#### TASK DIRECTIONS:
Pick out every line of the entries below where "confirm" occurs, and copy those lines.

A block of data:
================================
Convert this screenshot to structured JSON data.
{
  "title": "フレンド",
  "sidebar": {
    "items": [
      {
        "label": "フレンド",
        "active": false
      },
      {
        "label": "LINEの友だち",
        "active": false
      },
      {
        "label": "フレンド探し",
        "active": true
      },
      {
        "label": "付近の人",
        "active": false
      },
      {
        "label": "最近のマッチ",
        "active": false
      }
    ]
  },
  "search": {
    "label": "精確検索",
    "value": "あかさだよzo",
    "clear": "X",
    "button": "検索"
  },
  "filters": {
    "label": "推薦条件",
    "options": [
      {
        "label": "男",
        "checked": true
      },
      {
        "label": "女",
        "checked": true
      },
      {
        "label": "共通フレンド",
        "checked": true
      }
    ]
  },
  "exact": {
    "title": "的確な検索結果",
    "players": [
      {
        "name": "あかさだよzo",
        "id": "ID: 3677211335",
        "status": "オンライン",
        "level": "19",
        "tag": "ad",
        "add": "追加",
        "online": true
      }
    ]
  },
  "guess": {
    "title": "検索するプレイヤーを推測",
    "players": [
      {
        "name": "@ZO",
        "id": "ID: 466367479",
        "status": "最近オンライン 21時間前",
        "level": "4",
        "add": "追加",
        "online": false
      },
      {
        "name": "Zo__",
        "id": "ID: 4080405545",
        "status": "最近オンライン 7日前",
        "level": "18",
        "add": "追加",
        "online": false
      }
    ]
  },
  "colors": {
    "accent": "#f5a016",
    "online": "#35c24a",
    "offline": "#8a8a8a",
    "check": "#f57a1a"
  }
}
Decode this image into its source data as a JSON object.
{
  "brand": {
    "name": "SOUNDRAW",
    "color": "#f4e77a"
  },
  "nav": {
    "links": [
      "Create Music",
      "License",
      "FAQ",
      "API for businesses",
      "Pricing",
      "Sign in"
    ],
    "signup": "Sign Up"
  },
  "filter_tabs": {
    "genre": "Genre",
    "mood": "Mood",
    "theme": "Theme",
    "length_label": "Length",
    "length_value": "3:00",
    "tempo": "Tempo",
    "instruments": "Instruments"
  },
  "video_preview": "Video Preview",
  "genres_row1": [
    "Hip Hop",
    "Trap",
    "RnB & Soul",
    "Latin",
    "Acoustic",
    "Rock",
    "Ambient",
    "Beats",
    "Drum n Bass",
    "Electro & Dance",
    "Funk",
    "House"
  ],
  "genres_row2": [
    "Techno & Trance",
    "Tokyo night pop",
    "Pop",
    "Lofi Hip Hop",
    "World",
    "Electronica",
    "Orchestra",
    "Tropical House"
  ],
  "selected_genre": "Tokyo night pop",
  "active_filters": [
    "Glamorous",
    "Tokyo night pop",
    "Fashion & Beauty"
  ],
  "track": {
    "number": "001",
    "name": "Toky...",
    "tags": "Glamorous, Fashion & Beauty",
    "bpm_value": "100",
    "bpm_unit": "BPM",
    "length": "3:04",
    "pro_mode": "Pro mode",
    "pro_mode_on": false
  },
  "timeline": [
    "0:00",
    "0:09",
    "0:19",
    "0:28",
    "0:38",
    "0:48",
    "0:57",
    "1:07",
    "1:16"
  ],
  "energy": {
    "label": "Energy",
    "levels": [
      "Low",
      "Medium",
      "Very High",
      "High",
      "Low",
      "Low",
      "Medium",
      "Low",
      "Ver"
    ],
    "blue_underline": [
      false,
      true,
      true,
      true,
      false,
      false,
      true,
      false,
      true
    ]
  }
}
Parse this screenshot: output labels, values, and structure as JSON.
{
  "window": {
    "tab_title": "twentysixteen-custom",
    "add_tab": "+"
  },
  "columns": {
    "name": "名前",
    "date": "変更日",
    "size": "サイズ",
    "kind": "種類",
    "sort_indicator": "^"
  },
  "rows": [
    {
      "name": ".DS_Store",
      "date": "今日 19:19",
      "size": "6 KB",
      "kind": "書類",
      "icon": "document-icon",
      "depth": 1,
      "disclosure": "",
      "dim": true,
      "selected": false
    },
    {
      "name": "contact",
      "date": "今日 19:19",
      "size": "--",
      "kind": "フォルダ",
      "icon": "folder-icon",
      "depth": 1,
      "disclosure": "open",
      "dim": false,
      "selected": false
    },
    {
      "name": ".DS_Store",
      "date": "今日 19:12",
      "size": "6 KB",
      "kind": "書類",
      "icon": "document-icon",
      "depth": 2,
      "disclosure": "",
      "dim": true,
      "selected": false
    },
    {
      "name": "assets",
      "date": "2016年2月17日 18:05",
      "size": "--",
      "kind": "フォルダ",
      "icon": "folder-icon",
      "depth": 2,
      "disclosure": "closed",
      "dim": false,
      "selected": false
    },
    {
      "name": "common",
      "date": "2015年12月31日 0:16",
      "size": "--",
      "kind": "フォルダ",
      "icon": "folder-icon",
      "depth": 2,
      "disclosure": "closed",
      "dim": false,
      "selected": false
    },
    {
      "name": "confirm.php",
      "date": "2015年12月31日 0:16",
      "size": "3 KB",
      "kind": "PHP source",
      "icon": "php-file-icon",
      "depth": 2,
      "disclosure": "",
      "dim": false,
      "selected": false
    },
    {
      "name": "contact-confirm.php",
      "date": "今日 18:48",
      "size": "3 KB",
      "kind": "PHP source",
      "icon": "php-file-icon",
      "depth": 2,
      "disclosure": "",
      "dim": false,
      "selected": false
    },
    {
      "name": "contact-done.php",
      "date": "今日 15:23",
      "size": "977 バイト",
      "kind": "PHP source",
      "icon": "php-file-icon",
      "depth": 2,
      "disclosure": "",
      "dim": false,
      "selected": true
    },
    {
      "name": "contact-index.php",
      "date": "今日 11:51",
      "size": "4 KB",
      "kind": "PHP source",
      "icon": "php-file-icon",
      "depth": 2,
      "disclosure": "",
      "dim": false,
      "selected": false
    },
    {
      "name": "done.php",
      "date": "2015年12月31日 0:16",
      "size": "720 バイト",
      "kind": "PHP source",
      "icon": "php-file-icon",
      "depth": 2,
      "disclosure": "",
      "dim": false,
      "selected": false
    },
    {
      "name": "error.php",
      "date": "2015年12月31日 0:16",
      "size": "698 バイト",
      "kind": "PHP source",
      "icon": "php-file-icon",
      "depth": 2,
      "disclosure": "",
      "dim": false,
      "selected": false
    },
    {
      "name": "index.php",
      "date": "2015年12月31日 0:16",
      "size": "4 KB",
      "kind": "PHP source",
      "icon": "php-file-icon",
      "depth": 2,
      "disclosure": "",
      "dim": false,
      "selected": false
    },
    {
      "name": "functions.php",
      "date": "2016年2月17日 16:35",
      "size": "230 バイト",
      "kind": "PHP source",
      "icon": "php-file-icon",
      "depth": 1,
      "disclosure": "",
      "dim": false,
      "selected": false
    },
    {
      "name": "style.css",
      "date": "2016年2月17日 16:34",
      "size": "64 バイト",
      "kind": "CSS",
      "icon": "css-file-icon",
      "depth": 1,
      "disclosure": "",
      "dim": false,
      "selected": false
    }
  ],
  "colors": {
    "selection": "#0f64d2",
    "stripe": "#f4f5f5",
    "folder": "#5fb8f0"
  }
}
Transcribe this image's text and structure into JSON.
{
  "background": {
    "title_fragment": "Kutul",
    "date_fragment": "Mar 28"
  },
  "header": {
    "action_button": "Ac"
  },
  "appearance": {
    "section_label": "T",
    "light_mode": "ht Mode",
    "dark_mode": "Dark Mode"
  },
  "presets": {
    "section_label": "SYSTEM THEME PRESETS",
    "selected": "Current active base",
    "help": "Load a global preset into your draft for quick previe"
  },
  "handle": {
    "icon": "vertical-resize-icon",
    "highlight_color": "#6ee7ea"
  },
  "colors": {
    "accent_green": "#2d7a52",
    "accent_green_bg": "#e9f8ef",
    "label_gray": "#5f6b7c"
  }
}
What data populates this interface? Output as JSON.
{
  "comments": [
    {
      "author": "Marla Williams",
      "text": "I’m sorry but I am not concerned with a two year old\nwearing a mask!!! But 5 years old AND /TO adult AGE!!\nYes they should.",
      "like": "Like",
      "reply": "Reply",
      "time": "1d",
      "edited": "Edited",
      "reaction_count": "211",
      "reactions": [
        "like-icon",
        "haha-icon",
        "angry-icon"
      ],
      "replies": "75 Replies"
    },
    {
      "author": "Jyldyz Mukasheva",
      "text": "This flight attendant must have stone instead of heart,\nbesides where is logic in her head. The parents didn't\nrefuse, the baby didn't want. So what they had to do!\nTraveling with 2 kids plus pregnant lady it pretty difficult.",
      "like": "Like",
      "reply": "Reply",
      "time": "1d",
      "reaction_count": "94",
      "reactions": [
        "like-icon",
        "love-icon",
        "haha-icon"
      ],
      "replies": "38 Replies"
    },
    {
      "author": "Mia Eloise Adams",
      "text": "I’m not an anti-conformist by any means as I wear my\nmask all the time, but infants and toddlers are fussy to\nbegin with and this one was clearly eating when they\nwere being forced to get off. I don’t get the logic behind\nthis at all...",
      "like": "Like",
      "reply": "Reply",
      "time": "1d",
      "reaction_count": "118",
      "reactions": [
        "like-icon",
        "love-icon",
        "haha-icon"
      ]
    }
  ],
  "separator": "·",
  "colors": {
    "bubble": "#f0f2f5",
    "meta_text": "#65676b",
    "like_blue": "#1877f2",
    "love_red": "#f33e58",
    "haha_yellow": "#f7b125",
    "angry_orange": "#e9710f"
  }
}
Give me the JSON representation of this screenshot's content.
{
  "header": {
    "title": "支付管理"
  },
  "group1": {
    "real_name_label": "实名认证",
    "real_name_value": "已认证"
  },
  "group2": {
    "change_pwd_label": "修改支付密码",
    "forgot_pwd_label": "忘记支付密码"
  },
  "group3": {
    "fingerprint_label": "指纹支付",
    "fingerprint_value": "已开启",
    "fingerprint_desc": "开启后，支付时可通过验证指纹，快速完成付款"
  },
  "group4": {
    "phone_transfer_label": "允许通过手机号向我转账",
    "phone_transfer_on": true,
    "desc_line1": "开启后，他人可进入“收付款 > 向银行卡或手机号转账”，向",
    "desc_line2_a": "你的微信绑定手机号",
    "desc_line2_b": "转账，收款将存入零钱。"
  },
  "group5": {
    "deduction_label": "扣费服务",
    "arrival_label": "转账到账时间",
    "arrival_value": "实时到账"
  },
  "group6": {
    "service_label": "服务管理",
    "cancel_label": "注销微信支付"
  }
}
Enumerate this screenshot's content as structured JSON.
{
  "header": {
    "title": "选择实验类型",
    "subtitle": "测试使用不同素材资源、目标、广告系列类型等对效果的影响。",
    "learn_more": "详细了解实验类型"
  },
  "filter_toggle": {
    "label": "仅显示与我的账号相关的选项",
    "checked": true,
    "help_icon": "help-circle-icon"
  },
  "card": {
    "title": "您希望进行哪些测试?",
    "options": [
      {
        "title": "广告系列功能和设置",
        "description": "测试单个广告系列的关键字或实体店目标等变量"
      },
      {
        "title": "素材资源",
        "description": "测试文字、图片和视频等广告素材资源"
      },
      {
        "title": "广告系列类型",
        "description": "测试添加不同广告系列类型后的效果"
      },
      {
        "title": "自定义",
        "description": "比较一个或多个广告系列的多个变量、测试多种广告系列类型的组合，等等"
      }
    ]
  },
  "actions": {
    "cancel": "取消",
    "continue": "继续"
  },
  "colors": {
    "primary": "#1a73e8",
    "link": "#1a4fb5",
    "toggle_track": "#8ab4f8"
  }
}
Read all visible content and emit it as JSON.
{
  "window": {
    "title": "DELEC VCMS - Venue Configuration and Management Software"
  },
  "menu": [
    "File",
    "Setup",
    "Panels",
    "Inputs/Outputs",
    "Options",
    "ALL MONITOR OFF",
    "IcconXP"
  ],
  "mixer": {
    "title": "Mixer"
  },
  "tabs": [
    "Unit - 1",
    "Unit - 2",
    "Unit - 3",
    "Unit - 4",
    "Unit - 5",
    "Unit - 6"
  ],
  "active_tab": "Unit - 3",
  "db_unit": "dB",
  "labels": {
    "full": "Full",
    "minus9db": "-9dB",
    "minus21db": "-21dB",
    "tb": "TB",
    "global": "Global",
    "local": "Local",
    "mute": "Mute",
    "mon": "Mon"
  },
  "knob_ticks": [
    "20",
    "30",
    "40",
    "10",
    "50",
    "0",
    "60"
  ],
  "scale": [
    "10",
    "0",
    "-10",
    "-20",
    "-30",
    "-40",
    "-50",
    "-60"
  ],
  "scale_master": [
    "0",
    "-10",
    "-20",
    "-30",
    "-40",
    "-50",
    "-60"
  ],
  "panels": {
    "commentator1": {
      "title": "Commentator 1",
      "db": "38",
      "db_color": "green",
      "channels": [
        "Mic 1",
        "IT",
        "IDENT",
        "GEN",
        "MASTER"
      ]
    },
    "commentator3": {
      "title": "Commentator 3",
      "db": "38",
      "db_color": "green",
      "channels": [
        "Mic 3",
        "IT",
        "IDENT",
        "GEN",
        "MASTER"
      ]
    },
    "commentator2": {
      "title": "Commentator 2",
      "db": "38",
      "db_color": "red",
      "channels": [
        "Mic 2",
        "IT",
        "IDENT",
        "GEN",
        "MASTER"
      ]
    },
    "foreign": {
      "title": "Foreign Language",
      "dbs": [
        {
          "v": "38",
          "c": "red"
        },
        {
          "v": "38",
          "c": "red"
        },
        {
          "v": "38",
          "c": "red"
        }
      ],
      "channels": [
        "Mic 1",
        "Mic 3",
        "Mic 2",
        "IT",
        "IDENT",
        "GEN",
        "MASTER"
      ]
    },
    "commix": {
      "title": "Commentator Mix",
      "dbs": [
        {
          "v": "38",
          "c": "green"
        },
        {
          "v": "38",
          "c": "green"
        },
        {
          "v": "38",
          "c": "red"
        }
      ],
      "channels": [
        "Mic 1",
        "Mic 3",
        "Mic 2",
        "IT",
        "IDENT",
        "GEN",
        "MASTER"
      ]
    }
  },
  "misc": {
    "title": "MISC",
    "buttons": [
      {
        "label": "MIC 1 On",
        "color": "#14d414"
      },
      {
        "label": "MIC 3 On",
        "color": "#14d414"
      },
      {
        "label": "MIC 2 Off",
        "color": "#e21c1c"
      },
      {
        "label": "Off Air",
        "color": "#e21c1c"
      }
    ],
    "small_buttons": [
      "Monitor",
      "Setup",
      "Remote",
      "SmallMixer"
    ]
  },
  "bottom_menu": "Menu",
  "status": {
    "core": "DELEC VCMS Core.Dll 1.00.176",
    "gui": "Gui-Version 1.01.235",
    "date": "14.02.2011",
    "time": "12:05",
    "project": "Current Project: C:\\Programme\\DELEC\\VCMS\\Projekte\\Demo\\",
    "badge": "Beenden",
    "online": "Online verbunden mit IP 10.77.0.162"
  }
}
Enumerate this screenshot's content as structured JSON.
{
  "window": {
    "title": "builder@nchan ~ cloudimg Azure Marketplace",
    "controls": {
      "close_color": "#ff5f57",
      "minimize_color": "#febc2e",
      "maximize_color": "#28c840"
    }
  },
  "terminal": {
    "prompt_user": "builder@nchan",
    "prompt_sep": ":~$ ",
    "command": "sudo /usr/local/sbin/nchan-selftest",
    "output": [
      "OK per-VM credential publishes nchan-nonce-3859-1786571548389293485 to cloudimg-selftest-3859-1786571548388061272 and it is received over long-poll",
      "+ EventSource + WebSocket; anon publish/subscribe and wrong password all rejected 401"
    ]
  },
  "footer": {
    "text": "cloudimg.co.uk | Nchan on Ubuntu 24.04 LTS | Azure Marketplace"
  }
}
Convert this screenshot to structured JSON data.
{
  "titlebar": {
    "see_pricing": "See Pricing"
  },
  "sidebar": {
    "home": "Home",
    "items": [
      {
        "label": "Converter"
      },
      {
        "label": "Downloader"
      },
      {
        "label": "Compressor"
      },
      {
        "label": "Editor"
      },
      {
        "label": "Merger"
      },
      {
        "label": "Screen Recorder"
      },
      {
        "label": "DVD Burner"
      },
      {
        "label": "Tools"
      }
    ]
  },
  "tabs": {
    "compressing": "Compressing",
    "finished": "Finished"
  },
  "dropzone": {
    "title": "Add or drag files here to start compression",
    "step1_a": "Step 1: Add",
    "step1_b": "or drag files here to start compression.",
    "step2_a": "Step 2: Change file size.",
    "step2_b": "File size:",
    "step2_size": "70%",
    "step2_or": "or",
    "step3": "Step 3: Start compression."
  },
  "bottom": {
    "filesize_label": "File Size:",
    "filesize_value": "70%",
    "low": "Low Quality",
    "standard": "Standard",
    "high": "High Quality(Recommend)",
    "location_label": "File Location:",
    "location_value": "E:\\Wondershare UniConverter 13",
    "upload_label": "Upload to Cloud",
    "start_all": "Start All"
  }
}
================================
#### EXERCISE SOLUTION:
      "name": "confirm.php",
      "name": "contact-confirm.php",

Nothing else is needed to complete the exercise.